▶ AIM
Restate the whole listing exactly.

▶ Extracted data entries
***
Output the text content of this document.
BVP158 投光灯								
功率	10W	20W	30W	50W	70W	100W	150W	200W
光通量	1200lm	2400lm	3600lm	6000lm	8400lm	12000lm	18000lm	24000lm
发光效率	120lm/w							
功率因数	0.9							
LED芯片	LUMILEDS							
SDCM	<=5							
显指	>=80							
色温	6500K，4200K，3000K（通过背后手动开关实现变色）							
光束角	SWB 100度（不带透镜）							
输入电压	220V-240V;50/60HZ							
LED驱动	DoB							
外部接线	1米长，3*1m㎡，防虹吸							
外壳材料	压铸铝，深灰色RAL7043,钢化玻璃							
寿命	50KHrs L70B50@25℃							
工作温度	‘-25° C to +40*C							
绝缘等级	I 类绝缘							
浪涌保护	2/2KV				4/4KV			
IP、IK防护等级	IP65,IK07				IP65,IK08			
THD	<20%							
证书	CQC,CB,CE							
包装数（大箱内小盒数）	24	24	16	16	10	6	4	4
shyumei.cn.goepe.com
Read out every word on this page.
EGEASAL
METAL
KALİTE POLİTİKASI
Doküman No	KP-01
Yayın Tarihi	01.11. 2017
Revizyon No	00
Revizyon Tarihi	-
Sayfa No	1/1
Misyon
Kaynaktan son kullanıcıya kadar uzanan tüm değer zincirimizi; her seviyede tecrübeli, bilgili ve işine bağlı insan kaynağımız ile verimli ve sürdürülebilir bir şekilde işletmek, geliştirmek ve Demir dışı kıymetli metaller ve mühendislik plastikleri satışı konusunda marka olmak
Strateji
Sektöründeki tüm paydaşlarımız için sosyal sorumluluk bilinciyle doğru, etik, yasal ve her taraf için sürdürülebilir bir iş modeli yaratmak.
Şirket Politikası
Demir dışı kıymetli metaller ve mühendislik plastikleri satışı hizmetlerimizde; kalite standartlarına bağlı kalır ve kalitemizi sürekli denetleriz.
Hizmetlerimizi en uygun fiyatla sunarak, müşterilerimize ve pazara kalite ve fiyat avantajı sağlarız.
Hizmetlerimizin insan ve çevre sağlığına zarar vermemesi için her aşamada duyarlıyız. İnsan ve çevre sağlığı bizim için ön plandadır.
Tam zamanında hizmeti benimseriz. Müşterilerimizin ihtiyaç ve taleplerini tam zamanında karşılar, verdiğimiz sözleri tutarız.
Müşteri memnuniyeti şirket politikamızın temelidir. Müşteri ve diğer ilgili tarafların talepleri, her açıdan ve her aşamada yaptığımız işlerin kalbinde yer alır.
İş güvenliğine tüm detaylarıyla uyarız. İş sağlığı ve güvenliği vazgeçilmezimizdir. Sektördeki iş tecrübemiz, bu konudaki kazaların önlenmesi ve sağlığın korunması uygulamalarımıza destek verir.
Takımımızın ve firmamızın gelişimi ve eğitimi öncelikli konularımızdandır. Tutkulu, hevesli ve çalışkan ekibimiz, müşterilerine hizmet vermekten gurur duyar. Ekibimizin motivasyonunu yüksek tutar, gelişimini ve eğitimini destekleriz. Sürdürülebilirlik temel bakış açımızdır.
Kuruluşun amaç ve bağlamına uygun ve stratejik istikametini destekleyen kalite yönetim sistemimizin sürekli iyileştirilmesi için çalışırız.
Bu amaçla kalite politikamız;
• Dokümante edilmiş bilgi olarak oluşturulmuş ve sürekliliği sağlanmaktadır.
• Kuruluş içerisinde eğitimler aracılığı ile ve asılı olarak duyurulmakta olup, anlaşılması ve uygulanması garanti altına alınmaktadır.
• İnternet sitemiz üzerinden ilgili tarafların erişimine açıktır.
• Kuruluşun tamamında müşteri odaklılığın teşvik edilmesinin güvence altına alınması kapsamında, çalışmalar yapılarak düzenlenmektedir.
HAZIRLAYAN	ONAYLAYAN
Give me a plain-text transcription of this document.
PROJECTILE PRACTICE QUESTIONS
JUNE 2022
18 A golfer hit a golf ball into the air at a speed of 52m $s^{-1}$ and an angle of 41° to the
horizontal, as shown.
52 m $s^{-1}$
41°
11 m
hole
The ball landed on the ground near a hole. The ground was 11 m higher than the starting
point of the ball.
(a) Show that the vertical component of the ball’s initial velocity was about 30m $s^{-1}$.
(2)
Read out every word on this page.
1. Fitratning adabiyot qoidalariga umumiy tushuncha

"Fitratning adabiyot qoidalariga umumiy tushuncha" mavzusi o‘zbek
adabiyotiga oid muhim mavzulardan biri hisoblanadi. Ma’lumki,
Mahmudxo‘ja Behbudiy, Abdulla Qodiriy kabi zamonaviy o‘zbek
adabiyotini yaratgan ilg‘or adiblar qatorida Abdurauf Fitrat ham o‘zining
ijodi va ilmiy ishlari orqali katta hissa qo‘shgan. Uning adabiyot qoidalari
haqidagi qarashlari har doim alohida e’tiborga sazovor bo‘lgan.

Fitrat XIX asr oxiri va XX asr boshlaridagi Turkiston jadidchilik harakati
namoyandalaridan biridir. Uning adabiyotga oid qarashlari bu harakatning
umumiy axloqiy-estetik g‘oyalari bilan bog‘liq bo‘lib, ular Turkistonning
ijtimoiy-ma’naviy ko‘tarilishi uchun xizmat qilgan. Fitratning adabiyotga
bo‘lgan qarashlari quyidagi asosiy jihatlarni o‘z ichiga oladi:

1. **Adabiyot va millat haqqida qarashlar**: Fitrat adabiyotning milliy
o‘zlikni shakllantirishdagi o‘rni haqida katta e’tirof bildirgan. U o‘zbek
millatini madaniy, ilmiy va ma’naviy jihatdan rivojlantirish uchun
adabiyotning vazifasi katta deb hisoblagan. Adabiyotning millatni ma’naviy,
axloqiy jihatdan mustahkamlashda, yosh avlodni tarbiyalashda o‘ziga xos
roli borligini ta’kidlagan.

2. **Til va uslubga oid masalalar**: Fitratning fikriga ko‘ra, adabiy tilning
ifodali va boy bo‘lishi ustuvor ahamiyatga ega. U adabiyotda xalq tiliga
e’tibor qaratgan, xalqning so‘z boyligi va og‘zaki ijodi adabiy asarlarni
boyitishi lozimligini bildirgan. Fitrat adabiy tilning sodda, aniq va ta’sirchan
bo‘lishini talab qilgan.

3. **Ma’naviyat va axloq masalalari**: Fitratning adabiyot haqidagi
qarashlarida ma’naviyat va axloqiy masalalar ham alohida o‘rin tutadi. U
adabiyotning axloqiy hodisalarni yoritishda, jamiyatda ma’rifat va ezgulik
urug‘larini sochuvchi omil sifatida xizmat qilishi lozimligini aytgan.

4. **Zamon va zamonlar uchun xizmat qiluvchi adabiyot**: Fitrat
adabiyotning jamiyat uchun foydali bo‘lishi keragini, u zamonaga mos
***
▶ EXERCISE RESULT
Output the text content of this document.
BVP158 投光灯								
功率	10W	20W	30W	50W	70W	100W	150W	200W
光通量	1200lm	2400lm	3600lm	6000lm	8400lm	12000lm	18000lm	24000lm
发光效率	120lm/w							
功率因数	0.9							
LED芯片	LUMILEDS							
SDCM	<=5							
显指	>=80							
色温	6500K，4200K，3000K（通过背后手动开关实现变色）							
光束角	SWB 100度（不带透镜）							
输入电压	220V-240V;50/60HZ							
LED驱动	DoB							
外部接线	1米长，3*1m㎡，防虹吸							
外壳材料	压铸铝，深灰色RAL7043,钢化玻璃							
寿命	50KHrs L70B50@25℃							
工作温度	‘-25° C to +40*C							
绝缘等级	I 类绝缘							
浪涌保护	2/2KV				4/4KV			
IP、IK防护等级	IP65,IK07				IP65,IK08			
THD	<20%							
证书	CQC,CB,CE							
包装数（大箱内小盒数）	24	24	16	16	10	6	4	4
shyumei.cn.goepe.com
Read out every word on this page.
EGEASAL
METAL
KALİTE POLİTİKASI
Doküman No	KP-01
Yayın Tarihi	01.11. 2017
Revizyon No	00
Revizyon Tarihi	-
Sayfa No	1/1
Misyon
Kaynaktan son kullanıcıya kadar uzanan tüm değer zincirimizi; her seviyede tecrübeli, bilgili ve işine bağlı insan kaynağımız ile verimli ve sürdürülebilir bir şekilde işletmek, geliştirmek ve Demir dışı kıymetli metaller ve mühendislik plastikleri satışı konusunda marka olmak
Strateji
Sektöründeki tüm paydaşlarımız için sosyal sorumluluk bilinciyle doğru, etik, yasal ve her taraf için sürdürülebilir bir iş modeli yaratmak.
Şirket Politikası
Demir dışı kıymetli metaller ve mühendislik plastikleri satışı hizmetlerimizde; kalite standartlarına bağlı kalır ve kalitemizi sürekli denetleriz.
Hizmetlerimizi en uygun fiyatla sunarak, müşterilerimize ve pazara kalite ve fiyat avantajı sağlarız.
Hizmetlerimizin insan ve çevre sağlığına zarar vermemesi için her aşamada duyarlıyız. İnsan ve çevre sağlığı bizim için ön plandadır.
Tam zamanında hizmeti benimseriz. Müşterilerimizin ihtiyaç ve taleplerini tam zamanında karşılar, verdiğimiz sözleri tutarız.
Müşteri memnuniyeti şirket politikamızın temelidir. Müşteri ve diğer ilgili tarafların talepleri, her açıdan ve her aşamada yaptığımız işlerin kalbinde yer alır.
İş güvenliğine tüm detaylarıyla uyarız. İş sağlığı ve güvenliği vazgeçilmezimizdir. Sektördeki iş tecrübemiz, bu konudaki kazaların önlenmesi ve sağlığın korunması uygulamalarımıza destek verir.
Takımımızın ve firmamızın gelişimi ve eğitimi öncelikli konularımızdandır. Tutkulu, hevesli ve çalışkan ekibimiz, müşterilerine hizmet vermekten gurur duyar. Ekibimizin motivasyonunu yüksek tutar, gelişimini ve eğitimini destekleriz. Sürdürülebilirlik temel bakış açımızdır.
Kuruluşun amaç ve bağlamına uygun ve stratejik istikametini destekleyen kalite yönetim sistemimizin sürekli iyileştirilmesi için çalışırız.
Bu amaçla kalite politikamız;
• Dokümante edilmiş bilgi olarak oluşturulmuş ve sürekliliği sağlanmaktadır.
• Kuruluş içerisinde eğitimler aracılığı ile ve asılı olarak duyurulmakta olup, anlaşılması ve uygulanması garanti altına alınmaktadır.
• İnternet sitemiz üzerinden ilgili tarafların erişimine açıktır.
• Kuruluşun tamamında müşteri odaklılığın teşvik edilmesinin güvence altına alınması kapsamında, çalışmalar yapılarak düzenlenmektedir.
HAZIRLAYAN	ONAYLAYAN
Give me a plain-text transcription of this document.
PROJECTILE PRACTICE QUESTIONS
JUNE 2022
18 A golfer hit a golf ball into the air at a speed of 52m $s^{-1}$ and an angle of 41° to the
horizontal, as shown.
52 m $s^{-1}$
41°
11 m
hole
The ball landed on the ground near a hole. The ground was 11 m higher than the starting
point of the ball.
(a) Show that the vertical component of the ball’s initial velocity was about 30m $s^{-1}$.
(2)
Read out every word on this page.
1. Fitratning adabiyot qoidalariga umumiy tushuncha

"Fitratning adabiyot qoidalariga umumiy tushuncha" mavzusi o‘zbek
adabiyotiga oid muhim mavzulardan biri hisoblanadi. Ma’lumki,
Mahmudxo‘ja Behbudiy, Abdulla Qodiriy kabi zamonaviy o‘zbek
adabiyotini yaratgan ilg‘or adiblar qatorida Abdurauf Fitrat ham o‘zining
ijodi va ilmiy ishlari orqali katta hissa qo‘shgan. Uning adabiyot qoidalari
haqidagi qarashlari har doim alohida e’tiborga sazovor bo‘lgan.

Fitrat XIX asr oxiri va XX asr boshlaridagi Turkiston jadidchilik harakati
namoyandalaridan biridir. Uning adabiyotga oid qarashlari bu harakatning
umumiy axloqiy-estetik g‘oyalari bilan bog‘liq bo‘lib, ular Turkistonning
ijtimoiy-ma’naviy ko‘tarilishi uchun xizmat qilgan. Fitratning adabiyotga
bo‘lgan qarashlari quyidagi asosiy jihatlarni o‘z ichiga oladi:

1. **Adabiyot va millat haqqida qarashlar**: Fitrat adabiyotning milliy
o‘zlikni shakllantirishdagi o‘rni haqida katta e’tirof bildirgan. U o‘zbek
millatini madaniy, ilmiy va ma’naviy jihatdan rivojlantirish uchun
adabiyotning vazifasi katta deb hisoblagan. Adabiyotning millatni ma’naviy,
axloqiy jihatdan mustahkamlashda, yosh avlodni tarbiyalashda o‘ziga xos
roli borligini ta’kidlagan.

2. **Til va uslubga oid masalalar**: Fitratning fikriga ko‘ra, adabiy tilning
ifodali va boy bo‘lishi ustuvor ahamiyatga ega. U adabiyotda xalq tiliga
e’tibor qaratgan, xalqning so‘z boyligi va og‘zaki ijodi adabiy asarlarni
boyitishi lozimligini bildirgan. Fitrat adabiy tilning sodda, aniq va ta’sirchan
bo‘lishini talab qilgan.

3. **Ma’naviyat va axloq masalalari**: Fitratning adabiyot haqidagi
qarashlarida ma’naviyat va axloqiy masalalar ham alohida o‘rin tutadi. U
adabiyotning axloqiy hodisalarni yoritishda, jamiyatda ma’rifat va ezgulik
urug‘larini sochuvchi omil sifatida xizmat qilishi lozimligini aytgan.

4. **Zamon va zamonlar uchun xizmat qiluvchi adabiyot**: Fitrat
adabiyotning jamiyat uchun foydali bo‘lishi keragini, u zamonaga mos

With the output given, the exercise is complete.